> WORK INSTRUCTIONS
Omit every picture while repeating the entries exactly.

(Collected data entries)
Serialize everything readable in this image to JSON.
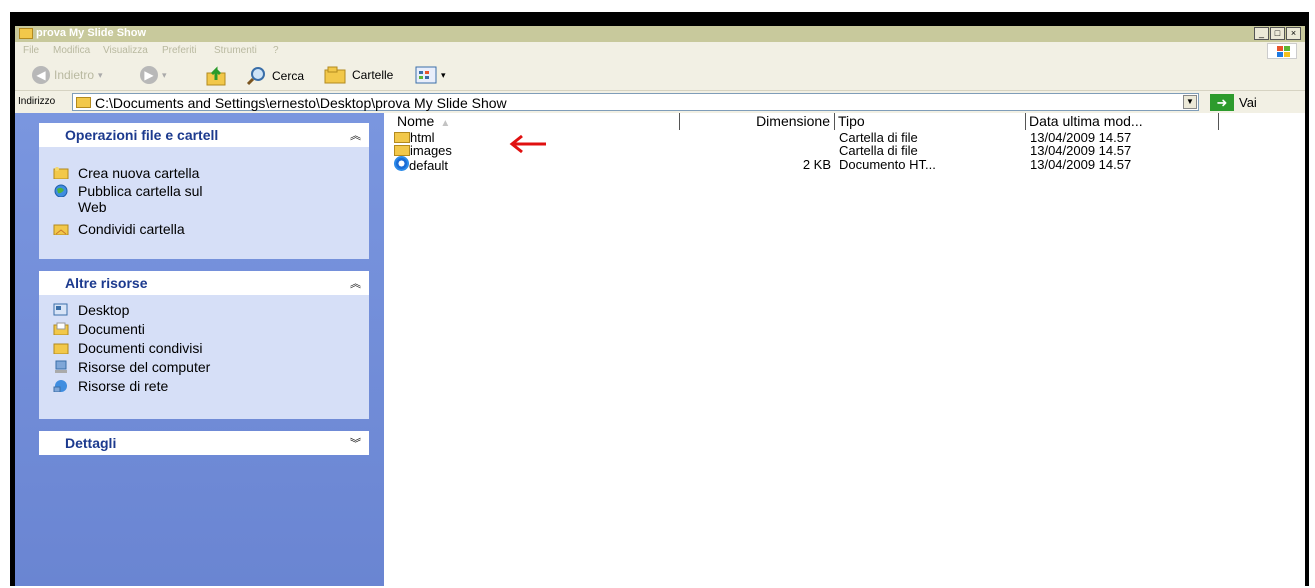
{
  "window": {
    "title": "prova My Slide Show",
    "controls": [
      "_",
      "□",
      "×"
    ]
  },
  "menu": [
    "File",
    "Modifica",
    "Visualizza",
    "Preferiti",
    "Strumenti",
    "?"
  ],
  "toolbar": {
    "back_label": "Indietro",
    "search_label": "Cerca",
    "folders_label": "Cartelle"
  },
  "address": {
    "label": "Indirizzo",
    "path": "C:\\Documents and Settings\\ernesto\\Desktop\\prova My Slide Show",
    "go_label": "Vai"
  },
  "taskpane": {
    "file_ops": {
      "title": "Operazioni file e cartell",
      "items": [
        {
          "label": "Crea nuova cartella",
          "icon": "new-folder-icon"
        },
        {
          "label": "Pubblica cartella sul",
          "label2": "Web",
          "icon": "publish-web-icon"
        },
        {
          "label": "Condividi cartella",
          "icon": "share-folder-icon"
        }
      ]
    },
    "other": {
      "title": "Altre risorse",
      "items": [
        {
          "label": "Desktop",
          "icon": "desktop-icon"
        },
        {
          "label": "Documenti",
          "icon": "documents-icon"
        },
        {
          "label": "Documenti condivisi",
          "icon": "shared-documents-icon"
        },
        {
          "label": "Risorse del computer",
          "icon": "computer-icon"
        },
        {
          "label": "Risorse di rete",
          "icon": "network-icon"
        }
      ]
    },
    "details": {
      "title": "Dettagli"
    }
  },
  "files": {
    "columns": [
      "Nome",
      "Dimensione",
      "Tipo",
      "Data ultima mod..."
    ],
    "rows": [
      {
        "name": "html",
        "size": "",
        "type": "Cartella di file",
        "date": "13/04/2009 14.57",
        "icon": "folder-icon"
      },
      {
        "name": "images",
        "size": "",
        "type": "Cartella di file",
        "date": "13/04/2009 14.57",
        "icon": "folder-icon"
      },
      {
        "name": "default",
        "size": "2 KB",
        "type": "Documento HT...",
        "date": "13/04/2009 14.57",
        "icon": "internet-explorer-icon"
      }
    ]
  },
  "colors": {
    "taskpane_bg": "#7a96df",
    "pane_head_text": "#1c3a8e",
    "annotation_arrow": "#e01010"
  }
}
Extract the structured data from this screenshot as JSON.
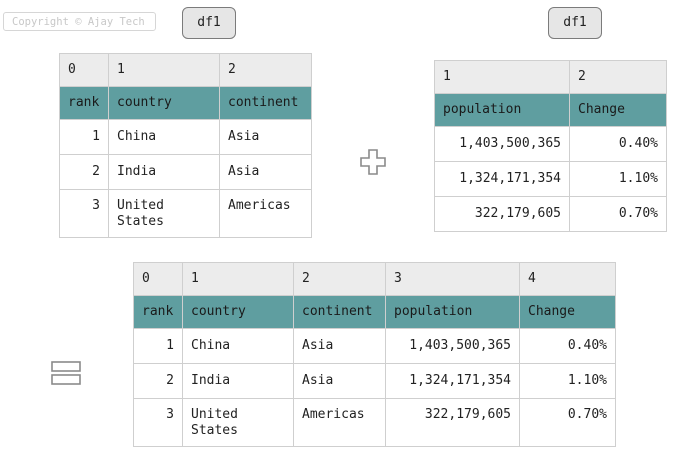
{
  "copyright": "Copyright © Ajay Tech",
  "df_labels": {
    "left": "df1",
    "right": "df1"
  },
  "left_table": {
    "index": [
      "0",
      "1",
      "2"
    ],
    "header": [
      "rank",
      "country",
      "continent"
    ],
    "rows": [
      [
        "1",
        "China",
        "Asia"
      ],
      [
        "2",
        "India",
        "Asia"
      ],
      [
        "3",
        "United States",
        "Americas"
      ]
    ]
  },
  "right_table": {
    "index": [
      "1",
      "2"
    ],
    "header": [
      "population",
      "Change"
    ],
    "rows": [
      [
        "1,403,500,365",
        "0.40%"
      ],
      [
        "1,324,171,354",
        "1.10%"
      ],
      [
        "322,179,605",
        "0.70%"
      ]
    ]
  },
  "result_table": {
    "index": [
      "0",
      "1",
      "2",
      "3",
      "4"
    ],
    "header": [
      "rank",
      "country",
      "continent",
      "population",
      "Change"
    ],
    "rows": [
      [
        "1",
        "China",
        "Asia",
        "1,403,500,365",
        "0.40%"
      ],
      [
        "2",
        "India",
        "Asia",
        "1,324,171,354",
        "1.10%"
      ],
      [
        "3",
        "United States",
        "Americas",
        "322,179,605",
        "0.70%"
      ]
    ]
  },
  "icons": {
    "plus": "plus-icon",
    "equals": "equals-icon"
  }
}
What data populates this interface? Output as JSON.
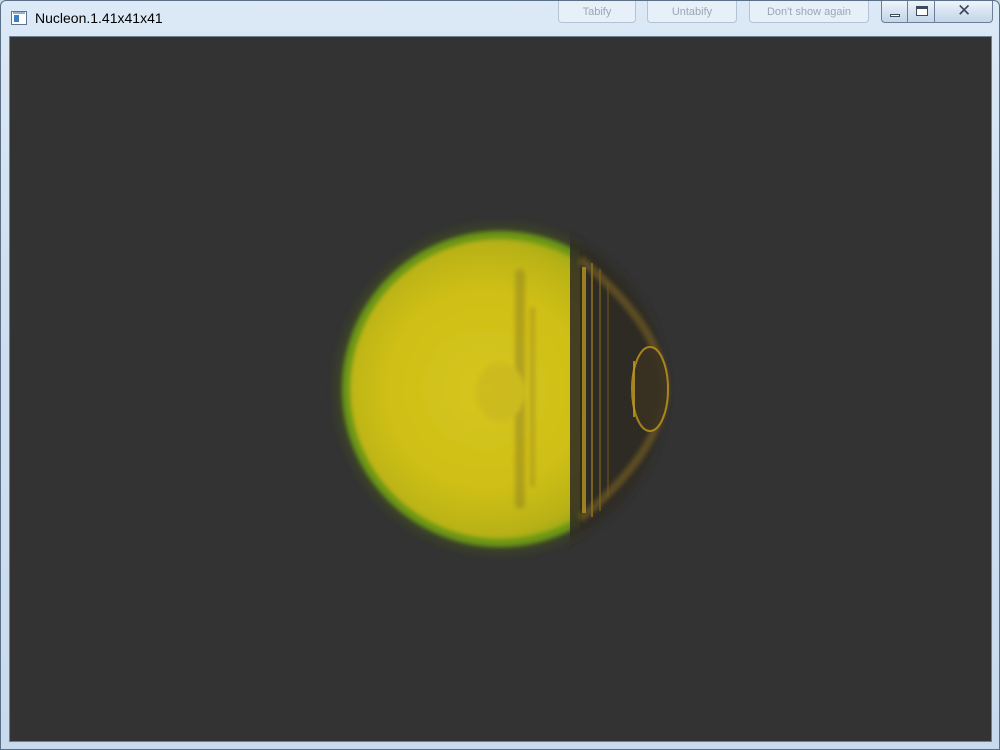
{
  "window": {
    "title": "Nucleon.1.41x41x41"
  },
  "background_buttons": [
    "Tabify",
    "Untabify",
    "Don't show again"
  ],
  "controls": {
    "minimize": "minimize",
    "maximize": "maximize",
    "close": "close"
  },
  "colors": {
    "canvas_background": "#333333",
    "sphere_core": "#d2c418",
    "sphere_rim": "#6f9a14",
    "structure": "#a88a20"
  }
}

> ANSWER TO THIS PROBLEM
Serialize everything readable in this image to JSON.
{
  "window": {
    "title": "prova My Slide Show",
    "controls": [
      "_",
      "□",
      "×"
    ]
  },
  "menu": [
    "File",
    "Modifica",
    "Visualizza",
    "Preferiti",
    "Strumenti",
    "?"
  ],
  "toolbar": {
    "back_label": "Indietro",
    "search_label": "Cerca",
    "folders_label": "Cartelle"
  },
  "address": {
    "label": "Indirizzo",
    "path": "C:\\Documents and Settings\\ernesto\\Desktop\\prova My Slide Show",
    "go_label": "Vai"
  },
  "taskpane": {
    "file_ops": {
      "title": "Operazioni file e cartell",
      "items": [
        {
          "label": "Crea nuova cartella",
          "icon": "new-folder-icon"
        },
        {
          "label": "Pubblica cartella sul",
          "label2": "Web",
          "icon": "publish-web-icon"
        },
        {
          "label": "Condividi cartella",
          "icon": "share-folder-icon"
        }
      ]
    },
    "other": {
      "title": "Altre risorse",
      "items": [
        {
          "label": "Desktop",
          "icon": "desktop-icon"
        },
        {
          "label": "Documenti",
          "icon": "documents-icon"
        },
        {
          "label": "Documenti condivisi",
          "icon": "shared-documents-icon"
        },
        {
          "label": "Risorse del computer",
          "icon": "computer-icon"
        },
        {
          "label": "Risorse di rete",
          "icon": "network-icon"
        }
      ]
    },
    "details": {
      "title": "Dettagli"
    }
  },
  "files": {
    "columns": [
      "Nome",
      "Dimensione",
      "Tipo",
      "Data ultima mod..."
    ],
    "rows": [
      {
        "name": "html",
        "size": "",
        "type": "Cartella di file",
        "date": "13/04/2009 14.57",
        "icon": "folder-icon"
      },
      {
        "name": "images",
        "size": "",
        "type": "Cartella di file",
        "date": "13/04/2009 14.57",
        "icon": "folder-icon"
      },
      {
        "name": "default",
        "size": "2 KB",
        "type": "Documento HT...",
        "date": "13/04/2009 14.57",
        "icon": "internet-explorer-icon"
      }
    ]
  },
  "colors": {
    "taskpane_bg": "#7a96df",
    "pane_head_text": "#1c3a8e",
    "annotation_arrow": "#e01010"
  }
}
Extract the structured data from this screenshot as JSON.
{
  "copyright": "Copyright © Ajay Tech",
  "df_labels": {
    "left": "df1",
    "right": "df1"
  },
  "left_table": {
    "index": [
      "0",
      "1",
      "2"
    ],
    "header": [
      "rank",
      "country",
      "continent"
    ],
    "rows": [
      [
        "1",
        "China",
        "Asia"
      ],
      [
        "2",
        "India",
        "Asia"
      ],
      [
        "3",
        "United States",
        "Americas"
      ]
    ]
  },
  "right_table": {
    "index": [
      "1",
      "2"
    ],
    "header": [
      "population",
      "Change"
    ],
    "rows": [
      [
        "1,403,500,365",
        "0.40%"
      ],
      [
        "1,324,171,354",
        "1.10%"
      ],
      [
        "322,179,605",
        "0.70%"
      ]
    ]
  },
  "result_table": {
    "index": [
      "0",
      "1",
      "2",
      "3",
      "4"
    ],
    "header": [
      "rank",
      "country",
      "continent",
      "population",
      "Change"
    ],
    "rows": [
      [
        "1",
        "China",
        "Asia",
        "1,403,500,365",
        "0.40%"
      ],
      [
        "2",
        "India",
        "Asia",
        "1,324,171,354",
        "1.10%"
      ],
      [
        "3",
        "United States",
        "Americas",
        "322,179,605",
        "0.70%"
      ]
    ]
  },
  "icons": {
    "plus": "plus-icon",
    "equals": "equals-icon"
  }
}
What data populates this interface? Output as JSON.
{
  "window": {
    "title": "Nucleon.1.41x41x41"
  },
  "background_buttons": [
    "Tabify",
    "Untabify",
    "Don't show again"
  ],
  "controls": {
    "minimize": "minimize",
    "maximize": "maximize",
    "close": "close"
  },
  "colors": {
    "canvas_background": "#333333",
    "sphere_core": "#d2c418",
    "sphere_rim": "#6f9a14",
    "structure": "#a88a20"
  }
}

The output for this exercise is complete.